_Exercise details:_ Set each entry down verbatim, omitting images.

_Records shown:_
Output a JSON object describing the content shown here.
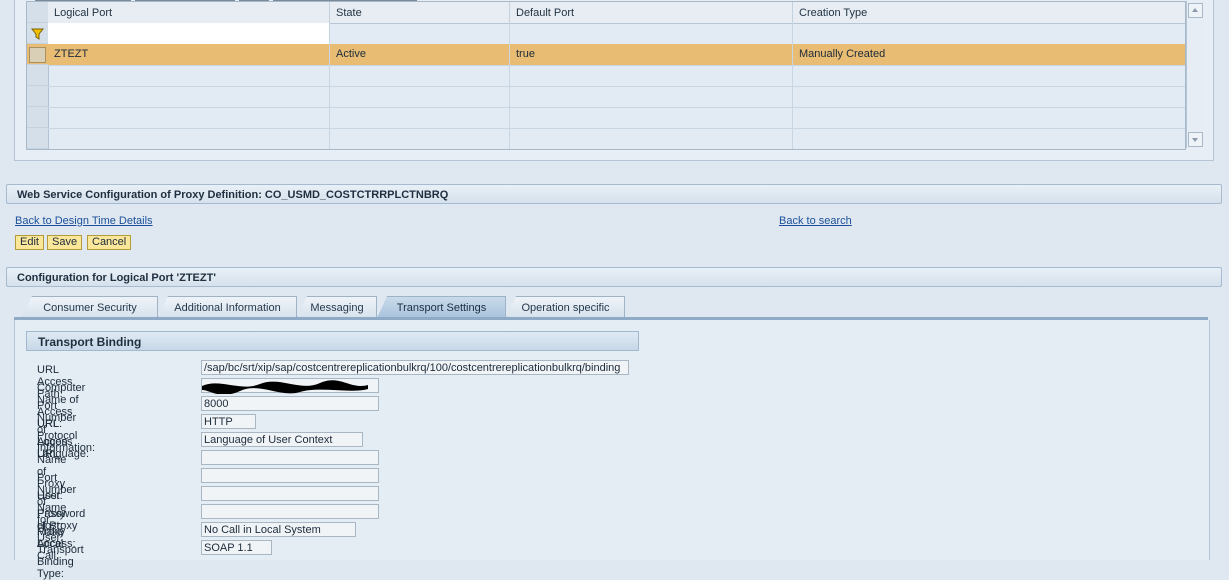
{
  "ports_table": {
    "columns": [
      "Logical Port",
      "State",
      "Default Port",
      "Creation Type"
    ],
    "rows": [
      {
        "logical_port": "ZTEZT",
        "state": "Active",
        "default_port": "true",
        "creation_type": "Manually Created"
      }
    ]
  },
  "config_section": {
    "title": "Web Service Configuration of Proxy Definition: CO_USMD_COSTCTRRPLCTNBRQ",
    "back_design_link": "Back to Design Time Details",
    "back_search_link": "Back to search",
    "buttons": {
      "edit": "Edit",
      "save": "Save",
      "cancel": "Cancel"
    }
  },
  "logical_port_section": {
    "title": "Configuration for Logical Port 'ZTEZT'",
    "tabs": [
      "Consumer Security",
      "Additional Information",
      "Messaging",
      "Transport Settings",
      "Operation specific"
    ],
    "active_tab": "Transport Settings"
  },
  "transport_binding": {
    "title": "Transport Binding",
    "fields": [
      {
        "label": "URL Access Path:",
        "value": "/sap/bc/srt/xip/sap/costcentrereplicationbulkrq/100/costcentrereplicationbulkrq/binding"
      },
      {
        "label": "Computer Name of Access URL:",
        "value": ""
      },
      {
        "label": "Port Number of Access URL:",
        "value": "8000"
      },
      {
        "label": "URL Protocol Information:",
        "value": "HTTP"
      },
      {
        "label": "Logon Language:",
        "value": "Language of User Context"
      },
      {
        "label": "Name of Proxy Host:",
        "value": ""
      },
      {
        "label": "Port Number of Proxy Host:",
        "value": ""
      },
      {
        "label": "User Name for Proxy Access:",
        "value": ""
      },
      {
        "label": "Password of Proxy User:",
        "value": ""
      },
      {
        "label": "Make Local Call:",
        "value": "No Call in Local System"
      },
      {
        "label": "Transport Binding Type:",
        "value": "SOAP 1.1"
      }
    ]
  },
  "colors": {
    "selected_row": "#e8bc73",
    "button_bg": "#fbe79a",
    "link": "#1b4f9a"
  }
}
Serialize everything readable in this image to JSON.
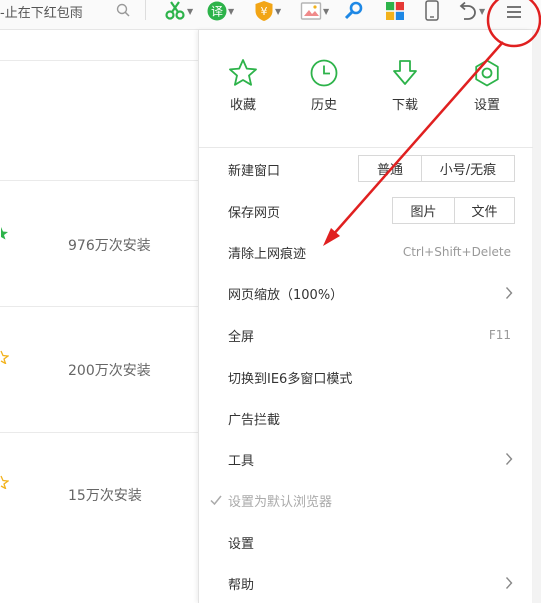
{
  "toolbar": {
    "search_text": "-止在下红包雨",
    "icons": [
      "scissors-icon",
      "translate-icon",
      "shield-icon",
      "image-icon",
      "search-icon",
      "apps-icon",
      "phone-icon",
      "undo-icon",
      "menu-icon"
    ],
    "translate_glyph": "译",
    "shield_glyph": "¥"
  },
  "page": {
    "rows": [
      {
        "install_count": "976万次安装",
        "star_color": "#2db34a"
      },
      {
        "install_count": "200万次安装",
        "star_color": "#f2b21c"
      },
      {
        "install_count": "15万次安装",
        "star_color": "#f2b21c"
      }
    ]
  },
  "menu": {
    "quick": [
      {
        "label": "收藏",
        "icon": "star-icon"
      },
      {
        "label": "历史",
        "icon": "clock-icon"
      },
      {
        "label": "下载",
        "icon": "download-icon"
      },
      {
        "label": "设置",
        "icon": "gear-icon"
      }
    ],
    "new_window": {
      "label": "新建窗口",
      "normal": "普通",
      "small": "小号/无痕"
    },
    "save_page": {
      "label": "保存网页",
      "image": "图片",
      "file": "文件"
    },
    "clear_traces": {
      "label": "清除上网痕迹",
      "shortcut": "Ctrl+Shift+Delete"
    },
    "zoom": {
      "label": "网页缩放（100%）"
    },
    "fullscreen": {
      "label": "全屏",
      "shortcut": "F11"
    },
    "ie6_mode": {
      "label": "切换到IE6多窗口模式"
    },
    "ad_block": {
      "label": "广告拦截"
    },
    "tools": {
      "label": "工具"
    },
    "default_browser": {
      "label": "设置为默认浏览器"
    },
    "settings": {
      "label": "设置"
    },
    "help": {
      "label": "帮助"
    }
  },
  "colors": {
    "accent_green": "#2db34a",
    "annotation_red": "#e02020"
  }
}
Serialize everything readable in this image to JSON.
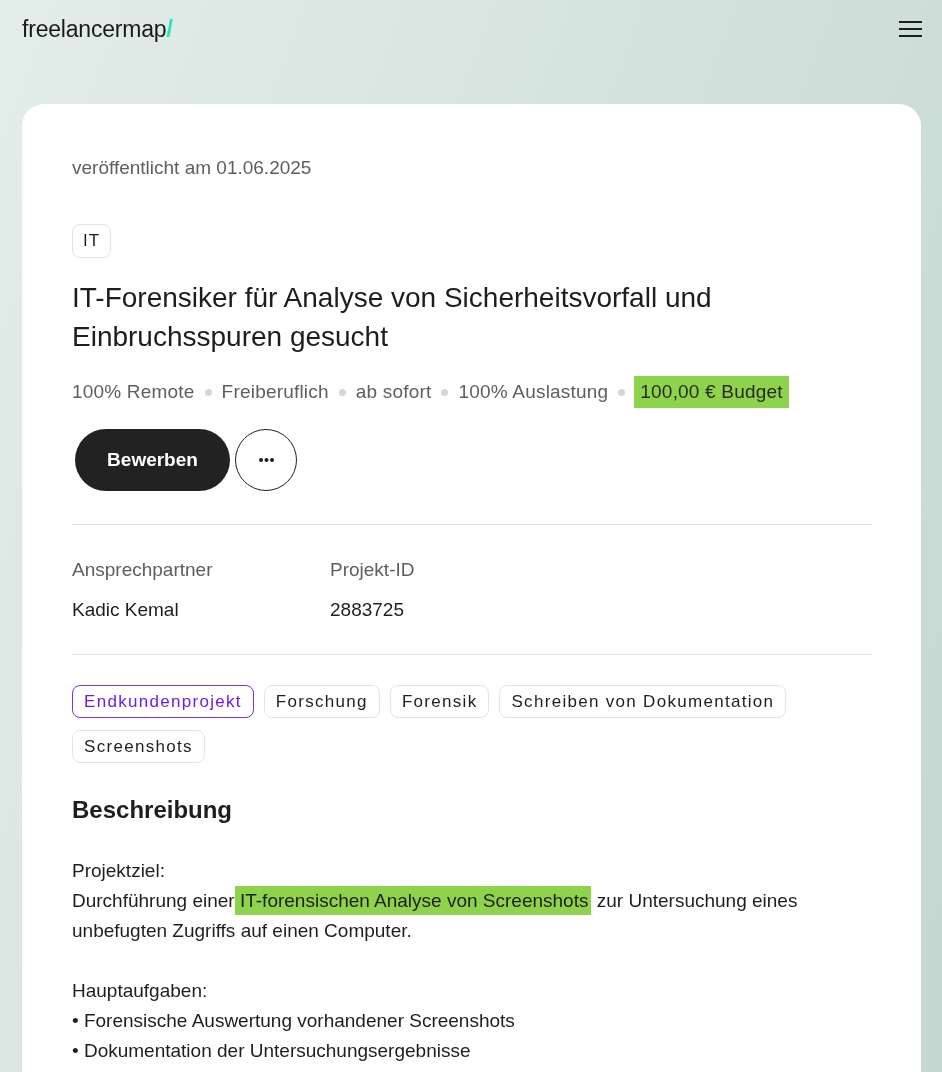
{
  "header": {
    "logo": {
      "text": "freelancermap",
      "mark": "/"
    }
  },
  "project": {
    "published": "veröffentlicht am 01.06.2025",
    "category": "IT",
    "title": "IT-Forensiker für Analyse von Sicherheitsvorfall und Einbruchsspuren gesucht",
    "meta": [
      {
        "text": "100% Remote",
        "highlighted": false
      },
      {
        "text": "Freiberuflich",
        "highlighted": false
      },
      {
        "text": "ab sofort",
        "highlighted": false
      },
      {
        "text": "100% Auslastung",
        "highlighted": false
      },
      {
        "text": "100,00 € Budget",
        "highlighted": true
      }
    ],
    "actions": {
      "apply": "Bewerben"
    },
    "details": [
      {
        "label": "Ansprechpartner",
        "value": "Kadic Kemal"
      },
      {
        "label": "Projekt-ID",
        "value": "2883725"
      }
    ],
    "tags": [
      {
        "text": "Endkundenprojekt",
        "kind": "project-type"
      },
      {
        "text": "Forschung",
        "kind": "skill"
      },
      {
        "text": "Forensik",
        "kind": "skill"
      },
      {
        "text": "Schreiben von Dokumentation",
        "kind": "skill"
      },
      {
        "text": "Screenshots",
        "kind": "skill"
      }
    ]
  },
  "description": {
    "heading": "Beschreibung",
    "sections": [
      {
        "kind": "text",
        "title": "Projektziel:",
        "segments": [
          {
            "text": "Durchführung einer",
            "highlighted": false
          },
          {
            "text": " IT-forensischen Analyse von Screenshots",
            "highlighted": true
          },
          {
            "text": " zur Untersuchung eines unbefugten Zugriffs auf einen Computer.",
            "highlighted": false
          }
        ]
      },
      {
        "kind": "list",
        "title": "Hauptaufgaben:",
        "items": [
          "• Forensische Auswertung vorhandener Screenshots",
          "• Dokumentation der Untersuchungsergebnisse"
        ]
      }
    ]
  }
}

_Exercise result:_
Output a JSON object describing the content shown here.
{
  "ports_table": {
    "columns": [
      "Logical Port",
      "State",
      "Default Port",
      "Creation Type"
    ],
    "rows": [
      {
        "logical_port": "ZTEZT",
        "state": "Active",
        "default_port": "true",
        "creation_type": "Manually Created"
      }
    ]
  },
  "config_section": {
    "title": "Web Service Configuration of Proxy Definition: CO_USMD_COSTCTRRPLCTNBRQ",
    "back_design_link": "Back to Design Time Details",
    "back_search_link": "Back to search",
    "buttons": {
      "edit": "Edit",
      "save": "Save",
      "cancel": "Cancel"
    }
  },
  "logical_port_section": {
    "title": "Configuration for Logical Port 'ZTEZT'",
    "tabs": [
      "Consumer Security",
      "Additional Information",
      "Messaging",
      "Transport Settings",
      "Operation specific"
    ],
    "active_tab": "Transport Settings"
  },
  "transport_binding": {
    "title": "Transport Binding",
    "fields": [
      {
        "label": "URL Access Path:",
        "value": "/sap/bc/srt/xip/sap/costcentrereplicationbulkrq/100/costcentrereplicationbulkrq/binding"
      },
      {
        "label": "Computer Name of Access URL:",
        "value": ""
      },
      {
        "label": "Port Number of Access URL:",
        "value": "8000"
      },
      {
        "label": "URL Protocol Information:",
        "value": "HTTP"
      },
      {
        "label": "Logon Language:",
        "value": "Language of User Context"
      },
      {
        "label": "Name of Proxy Host:",
        "value": ""
      },
      {
        "label": "Port Number of Proxy Host:",
        "value": ""
      },
      {
        "label": "User Name for Proxy Access:",
        "value": ""
      },
      {
        "label": "Password of Proxy User:",
        "value": ""
      },
      {
        "label": "Make Local Call:",
        "value": "No Call in Local System"
      },
      {
        "label": "Transport Binding Type:",
        "value": "SOAP 1.1"
      }
    ]
  },
  "colors": {
    "selected_row": "#e8bc73",
    "button_bg": "#fbe79a",
    "link": "#1b4f9a"
  }
}
Serialize everything readable in this image to JSON.
{
  "toolbar": {
    "search_text": "-止在下红包雨",
    "icons": [
      "scissors-icon",
      "translate-icon",
      "shield-icon",
      "image-icon",
      "search-icon",
      "apps-icon",
      "phone-icon",
      "undo-icon",
      "menu-icon"
    ],
    "translate_glyph": "译",
    "shield_glyph": "¥"
  },
  "page": {
    "rows": [
      {
        "install_count": "976万次安装",
        "star_color": "#2db34a"
      },
      {
        "install_count": "200万次安装",
        "star_color": "#f2b21c"
      },
      {
        "install_count": "15万次安装",
        "star_color": "#f2b21c"
      }
    ]
  },
  "menu": {
    "quick": [
      {
        "label": "收藏",
        "icon": "star-icon"
      },
      {
        "label": "历史",
        "icon": "clock-icon"
      },
      {
        "label": "下载",
        "icon": "download-icon"
      },
      {
        "label": "设置",
        "icon": "gear-icon"
      }
    ],
    "new_window": {
      "label": "新建窗口",
      "normal": "普通",
      "small": "小号/无痕"
    },
    "save_page": {
      "label": "保存网页",
      "image": "图片",
      "file": "文件"
    },
    "clear_traces": {
      "label": "清除上网痕迹",
      "shortcut": "Ctrl+Shift+Delete"
    },
    "zoom": {
      "label": "网页缩放（100%）"
    },
    "fullscreen": {
      "label": "全屏",
      "shortcut": "F11"
    },
    "ie6_mode": {
      "label": "切换到IE6多窗口模式"
    },
    "ad_block": {
      "label": "广告拦截"
    },
    "tools": {
      "label": "工具"
    },
    "default_browser": {
      "label": "设置为默认浏览器"
    },
    "settings": {
      "label": "设置"
    },
    "help": {
      "label": "帮助"
    }
  },
  "colors": {
    "accent_green": "#2db34a",
    "annotation_red": "#e02020"
  }
}
Serialize everything readable in this image to JSON.
{
  "header": {
    "logo": {
      "text": "freelancermap",
      "mark": "/"
    }
  },
  "project": {
    "published": "veröffentlicht am 01.06.2025",
    "category": "IT",
    "title": "IT-Forensiker für Analyse von Sicherheitsvorfall und Einbruchsspuren gesucht",
    "meta": [
      {
        "text": "100% Remote",
        "highlighted": false
      },
      {
        "text": "Freiberuflich",
        "highlighted": false
      },
      {
        "text": "ab sofort",
        "highlighted": false
      },
      {
        "text": "100% Auslastung",
        "highlighted": false
      },
      {
        "text": "100,00 € Budget",
        "highlighted": true
      }
    ],
    "actions": {
      "apply": "Bewerben"
    },
    "details": [
      {
        "label": "Ansprechpartner",
        "value": "Kadic Kemal"
      },
      {
        "label": "Projekt-ID",
        "value": "2883725"
      }
    ],
    "tags": [
      {
        "text": "Endkundenprojekt",
        "kind": "project-type"
      },
      {
        "text": "Forschung",
        "kind": "skill"
      },
      {
        "text": "Forensik",
        "kind": "skill"
      },
      {
        "text": "Schreiben von Dokumentation",
        "kind": "skill"
      },
      {
        "text": "Screenshots",
        "kind": "skill"
      }
    ]
  },
  "description": {
    "heading": "Beschreibung",
    "sections": [
      {
        "kind": "text",
        "title": "Projektziel:",
        "segments": [
          {
            "text": "Durchführung einer",
            "highlighted": false
          },
          {
            "text": " IT-forensischen Analyse von Screenshots",
            "highlighted": true
          },
          {
            "text": " zur Untersuchung eines unbefugten Zugriffs auf einen Computer.",
            "highlighted": false
          }
        ]
      },
      {
        "kind": "list",
        "title": "Hauptaufgaben:",
        "items": [
          "• Forensische Auswertung vorhandener Screenshots",
          "• Dokumentation der Untersuchungsergebnisse"
        ]
      }
    ]
  }
}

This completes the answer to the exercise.